▶ **Exercise brief**
Check each line of the records below for the word "this" and copy those where it appears.

▶ **Given entries**
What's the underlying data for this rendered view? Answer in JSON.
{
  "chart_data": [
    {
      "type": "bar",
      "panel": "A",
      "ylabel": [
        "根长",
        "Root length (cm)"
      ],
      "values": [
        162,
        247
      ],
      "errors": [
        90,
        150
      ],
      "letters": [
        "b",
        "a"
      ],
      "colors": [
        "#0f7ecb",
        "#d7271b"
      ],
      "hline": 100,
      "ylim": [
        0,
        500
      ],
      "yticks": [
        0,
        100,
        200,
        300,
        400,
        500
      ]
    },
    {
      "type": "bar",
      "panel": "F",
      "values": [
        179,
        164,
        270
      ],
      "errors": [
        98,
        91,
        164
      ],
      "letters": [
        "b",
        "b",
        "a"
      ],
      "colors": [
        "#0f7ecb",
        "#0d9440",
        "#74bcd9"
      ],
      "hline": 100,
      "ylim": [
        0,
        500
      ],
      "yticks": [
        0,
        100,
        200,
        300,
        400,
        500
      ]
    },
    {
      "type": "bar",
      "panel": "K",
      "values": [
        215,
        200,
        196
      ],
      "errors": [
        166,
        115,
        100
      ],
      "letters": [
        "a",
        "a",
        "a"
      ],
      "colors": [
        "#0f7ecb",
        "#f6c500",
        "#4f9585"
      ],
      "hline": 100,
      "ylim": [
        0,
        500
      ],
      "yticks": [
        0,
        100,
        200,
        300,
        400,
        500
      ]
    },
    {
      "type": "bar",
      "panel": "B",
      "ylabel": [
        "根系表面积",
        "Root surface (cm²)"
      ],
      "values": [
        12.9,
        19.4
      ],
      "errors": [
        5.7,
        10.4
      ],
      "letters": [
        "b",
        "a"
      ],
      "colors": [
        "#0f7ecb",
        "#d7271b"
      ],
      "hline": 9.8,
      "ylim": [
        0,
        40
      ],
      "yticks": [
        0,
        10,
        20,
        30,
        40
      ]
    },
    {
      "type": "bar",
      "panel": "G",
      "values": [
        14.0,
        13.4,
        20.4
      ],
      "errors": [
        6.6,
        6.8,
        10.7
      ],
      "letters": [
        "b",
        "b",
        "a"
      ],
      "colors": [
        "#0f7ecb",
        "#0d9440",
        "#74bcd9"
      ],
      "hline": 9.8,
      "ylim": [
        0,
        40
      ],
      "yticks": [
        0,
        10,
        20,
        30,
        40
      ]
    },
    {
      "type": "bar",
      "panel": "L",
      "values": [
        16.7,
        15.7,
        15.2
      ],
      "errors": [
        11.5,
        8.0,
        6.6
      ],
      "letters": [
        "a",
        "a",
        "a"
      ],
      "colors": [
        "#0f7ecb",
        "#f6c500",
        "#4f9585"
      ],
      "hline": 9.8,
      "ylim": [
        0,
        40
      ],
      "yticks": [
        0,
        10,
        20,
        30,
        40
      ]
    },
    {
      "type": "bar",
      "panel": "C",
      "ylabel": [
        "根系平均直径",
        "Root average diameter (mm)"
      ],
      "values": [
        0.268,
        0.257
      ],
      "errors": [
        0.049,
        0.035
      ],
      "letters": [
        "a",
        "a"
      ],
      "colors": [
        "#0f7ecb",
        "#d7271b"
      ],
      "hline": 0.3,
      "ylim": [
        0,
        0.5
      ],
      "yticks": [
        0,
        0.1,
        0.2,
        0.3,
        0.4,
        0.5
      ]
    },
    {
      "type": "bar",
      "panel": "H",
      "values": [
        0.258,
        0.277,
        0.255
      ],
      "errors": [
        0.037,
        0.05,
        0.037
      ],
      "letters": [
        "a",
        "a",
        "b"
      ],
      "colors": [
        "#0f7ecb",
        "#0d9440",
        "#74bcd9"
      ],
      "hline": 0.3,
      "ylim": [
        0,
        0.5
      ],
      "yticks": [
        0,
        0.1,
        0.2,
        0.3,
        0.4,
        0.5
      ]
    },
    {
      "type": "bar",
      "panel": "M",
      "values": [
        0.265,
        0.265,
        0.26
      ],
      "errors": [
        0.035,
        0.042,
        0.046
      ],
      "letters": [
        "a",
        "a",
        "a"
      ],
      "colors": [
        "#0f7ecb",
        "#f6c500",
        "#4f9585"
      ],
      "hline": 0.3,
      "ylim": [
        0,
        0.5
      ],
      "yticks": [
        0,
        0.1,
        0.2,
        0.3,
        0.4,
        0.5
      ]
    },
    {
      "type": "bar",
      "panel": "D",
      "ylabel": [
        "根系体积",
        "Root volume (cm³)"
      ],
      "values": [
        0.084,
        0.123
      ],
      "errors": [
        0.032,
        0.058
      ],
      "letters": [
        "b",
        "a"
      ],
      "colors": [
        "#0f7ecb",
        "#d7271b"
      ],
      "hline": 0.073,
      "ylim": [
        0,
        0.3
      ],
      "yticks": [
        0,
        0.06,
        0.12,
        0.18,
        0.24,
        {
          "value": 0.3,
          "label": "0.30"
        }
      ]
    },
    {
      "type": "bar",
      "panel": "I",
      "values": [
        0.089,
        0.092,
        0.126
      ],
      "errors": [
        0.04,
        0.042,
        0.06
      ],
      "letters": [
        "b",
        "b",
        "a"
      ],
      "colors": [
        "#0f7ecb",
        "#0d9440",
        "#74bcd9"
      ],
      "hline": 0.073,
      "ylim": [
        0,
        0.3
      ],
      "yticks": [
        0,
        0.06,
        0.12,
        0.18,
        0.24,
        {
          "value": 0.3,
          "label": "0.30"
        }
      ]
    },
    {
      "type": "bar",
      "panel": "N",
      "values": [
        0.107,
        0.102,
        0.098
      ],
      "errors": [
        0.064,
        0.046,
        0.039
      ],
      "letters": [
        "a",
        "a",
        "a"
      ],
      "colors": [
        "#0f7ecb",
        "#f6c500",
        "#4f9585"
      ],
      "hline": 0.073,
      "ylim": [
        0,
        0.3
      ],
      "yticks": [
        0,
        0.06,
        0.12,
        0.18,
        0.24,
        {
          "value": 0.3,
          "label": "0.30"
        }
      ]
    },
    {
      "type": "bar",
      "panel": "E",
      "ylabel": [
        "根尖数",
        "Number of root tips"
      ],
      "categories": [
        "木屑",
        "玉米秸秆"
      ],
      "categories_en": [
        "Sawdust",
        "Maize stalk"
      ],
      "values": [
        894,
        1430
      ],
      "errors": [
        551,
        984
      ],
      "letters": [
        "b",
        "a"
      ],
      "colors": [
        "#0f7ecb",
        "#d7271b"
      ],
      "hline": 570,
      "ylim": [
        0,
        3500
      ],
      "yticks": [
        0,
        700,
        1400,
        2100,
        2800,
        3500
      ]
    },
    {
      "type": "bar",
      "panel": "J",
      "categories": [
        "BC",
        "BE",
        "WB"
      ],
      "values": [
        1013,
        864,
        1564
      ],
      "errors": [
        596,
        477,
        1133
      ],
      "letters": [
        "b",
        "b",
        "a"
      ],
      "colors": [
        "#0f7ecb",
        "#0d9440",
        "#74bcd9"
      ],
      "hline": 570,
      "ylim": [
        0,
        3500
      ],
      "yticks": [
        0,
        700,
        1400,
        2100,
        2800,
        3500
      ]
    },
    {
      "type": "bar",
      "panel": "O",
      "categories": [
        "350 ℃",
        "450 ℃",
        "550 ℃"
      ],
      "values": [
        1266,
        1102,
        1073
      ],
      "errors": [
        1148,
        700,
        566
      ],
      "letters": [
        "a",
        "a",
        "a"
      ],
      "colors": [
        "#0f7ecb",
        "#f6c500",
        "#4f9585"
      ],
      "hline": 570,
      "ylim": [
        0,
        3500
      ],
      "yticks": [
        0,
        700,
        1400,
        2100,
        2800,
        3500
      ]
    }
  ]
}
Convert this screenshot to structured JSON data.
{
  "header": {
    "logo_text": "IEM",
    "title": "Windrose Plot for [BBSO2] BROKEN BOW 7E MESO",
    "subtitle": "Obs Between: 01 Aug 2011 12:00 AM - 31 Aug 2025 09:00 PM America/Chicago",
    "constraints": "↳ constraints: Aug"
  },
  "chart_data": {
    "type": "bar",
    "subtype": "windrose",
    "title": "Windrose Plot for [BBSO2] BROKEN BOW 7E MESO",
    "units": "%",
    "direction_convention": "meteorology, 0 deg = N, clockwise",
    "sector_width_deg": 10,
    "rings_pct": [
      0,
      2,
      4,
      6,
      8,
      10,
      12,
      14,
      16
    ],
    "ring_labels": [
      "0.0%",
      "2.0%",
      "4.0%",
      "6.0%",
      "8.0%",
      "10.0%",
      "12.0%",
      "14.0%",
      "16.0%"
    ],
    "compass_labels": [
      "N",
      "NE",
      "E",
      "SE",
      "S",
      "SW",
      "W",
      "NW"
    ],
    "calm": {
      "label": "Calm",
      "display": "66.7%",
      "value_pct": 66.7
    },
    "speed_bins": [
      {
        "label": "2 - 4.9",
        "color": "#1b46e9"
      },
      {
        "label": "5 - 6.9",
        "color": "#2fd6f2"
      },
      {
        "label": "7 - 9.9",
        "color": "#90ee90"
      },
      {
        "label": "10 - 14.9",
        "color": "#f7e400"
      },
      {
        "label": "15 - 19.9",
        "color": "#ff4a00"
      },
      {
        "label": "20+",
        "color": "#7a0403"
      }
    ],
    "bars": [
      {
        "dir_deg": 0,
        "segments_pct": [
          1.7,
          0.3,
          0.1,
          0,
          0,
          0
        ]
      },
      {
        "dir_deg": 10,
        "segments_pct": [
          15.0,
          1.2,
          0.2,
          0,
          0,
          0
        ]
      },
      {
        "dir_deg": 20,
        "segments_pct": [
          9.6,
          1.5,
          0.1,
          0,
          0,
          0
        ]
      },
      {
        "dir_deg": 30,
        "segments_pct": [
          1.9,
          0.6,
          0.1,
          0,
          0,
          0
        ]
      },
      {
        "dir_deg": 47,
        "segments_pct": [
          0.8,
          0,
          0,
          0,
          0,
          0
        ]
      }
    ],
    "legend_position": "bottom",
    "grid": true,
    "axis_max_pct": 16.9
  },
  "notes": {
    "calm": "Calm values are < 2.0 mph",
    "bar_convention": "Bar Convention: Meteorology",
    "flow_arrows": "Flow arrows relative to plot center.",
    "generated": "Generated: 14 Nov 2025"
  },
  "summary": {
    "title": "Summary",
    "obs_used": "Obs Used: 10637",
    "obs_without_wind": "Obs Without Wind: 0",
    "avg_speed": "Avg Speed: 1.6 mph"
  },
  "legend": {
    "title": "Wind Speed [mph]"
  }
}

▶ **Written response**
What's the underlying data for this rendered view? Answer in JSON.
Convert this screenshot to structured JSON data.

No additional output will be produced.